А дальше время откручивается назад, и свитком разворачивается сюжет, как учит опять же аннотация: «…с неожиданными поворотами и географическими перемещениями, стремительным развитием событий, непредсказуемостью поступков героев. Преступления совершаются с обыденной простотой, нередко без серьезного мотива. Ненаказуемая подлость продумана и изощренно выполнена. В повести нет положительных героев, нет назиданий «хорошо» и «плохо», здесь «каждый выбирает для себя».
Да уж, Григорий Подольский создал завораживающую ужасом прозу, этакое «психо» славянских и прочих просторов – о том, что происходит, когда зверь, дремлющий во тьме подсознания, вырывается наружу, выходит на свет и бродит среди людей…
Вторая красная, в смысле, кровавая линия нашей криминальной повести – это скверная подруга Кочерги, красавица Наташа. Ее пращур, «нищий сотник русской казачьей сотни, выкрал юную калмычку Зуниар из хошеутовской кочевой кибитки. Мать украденной девушки, шаманка – удугун, прокляла все потомство сотника». В общем, миндалевидные карие глаза, длинные каштановые волосы, статность, хрупкость и тому подобное с ходу пленяли множество мужчин, в дугу гнули, минутным блаженством дарили. «Только судьбы их оказывались несчастными, а развязки – трагическими».
Григорий Подольский.

__Перечень записей__
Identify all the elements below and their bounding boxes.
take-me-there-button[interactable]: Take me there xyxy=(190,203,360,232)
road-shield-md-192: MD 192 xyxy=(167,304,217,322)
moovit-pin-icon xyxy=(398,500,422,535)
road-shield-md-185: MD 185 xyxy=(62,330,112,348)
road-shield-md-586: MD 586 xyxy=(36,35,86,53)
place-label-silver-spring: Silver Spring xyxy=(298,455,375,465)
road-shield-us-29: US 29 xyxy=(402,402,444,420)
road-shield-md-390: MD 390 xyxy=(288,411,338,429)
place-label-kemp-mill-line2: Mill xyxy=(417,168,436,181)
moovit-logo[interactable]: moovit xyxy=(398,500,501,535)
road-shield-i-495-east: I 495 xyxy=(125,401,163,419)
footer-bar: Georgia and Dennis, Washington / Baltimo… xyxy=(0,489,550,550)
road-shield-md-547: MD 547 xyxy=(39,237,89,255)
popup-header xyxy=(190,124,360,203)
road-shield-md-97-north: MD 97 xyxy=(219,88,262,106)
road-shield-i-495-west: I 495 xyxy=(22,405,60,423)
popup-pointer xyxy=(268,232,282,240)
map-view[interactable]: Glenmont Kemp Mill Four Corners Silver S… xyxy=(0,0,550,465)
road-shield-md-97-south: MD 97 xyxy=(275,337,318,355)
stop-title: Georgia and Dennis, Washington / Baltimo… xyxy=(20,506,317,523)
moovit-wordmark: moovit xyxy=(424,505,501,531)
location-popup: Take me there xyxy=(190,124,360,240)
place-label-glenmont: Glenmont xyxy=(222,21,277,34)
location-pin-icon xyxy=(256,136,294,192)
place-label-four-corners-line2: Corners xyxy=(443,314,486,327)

__Задание 1__
Кого, согласно тексту страницы, выкрал пращур Наташи?
__Задание 2__
Выпишите без изменений фрагмент текста страницы: начните со слов, где есть «Да уж, Григорий», и остановитесь после «Григорий Подольский.».
__Задание 3__
Перечислите все черты внешности Наташи, которые названы в тексте страницы.
Записи никак не связаны с текстом страницы.

__Решение 1__
Юную калмычку Зуниар из хошеутовской кочевой кибитки.

__Решение 2__
Да уж, Григорий Подольский создал завораживающую ужасом прозу, этакое «психо» славянских и прочих просторов – о том, что происходит, когда зверь, дремлющий во тьме подсознания, вырывается наружу, выходит на свет и бродит среди людей…
Вторая красная, в смысле, кровавая линия нашей криминальной повести – это скверная подруга Кочерги, красавица Наташа. Ее пращур, «нищий сотник русской казачьей сотни, выкрал юную калмычку Зуниар из хошеутовской кочевой кибитки. Мать украденной девушки, шаманка – удугун, прокляла все потомство сотника». В общем, миндалевидные карие глаза, длинные каштановые волосы, статность, хрупкость и тому подобное с ходу пленяли множество мужчин, в дугу гнули, минутным блаженством дарили. «Только судьбы их оказывались несчастными, а развязки – трагическими».
Григорий Подольский.

__Решение 3__
Миндалевидные карие глаза, длинные каштановые волосы, статность, хрупкость.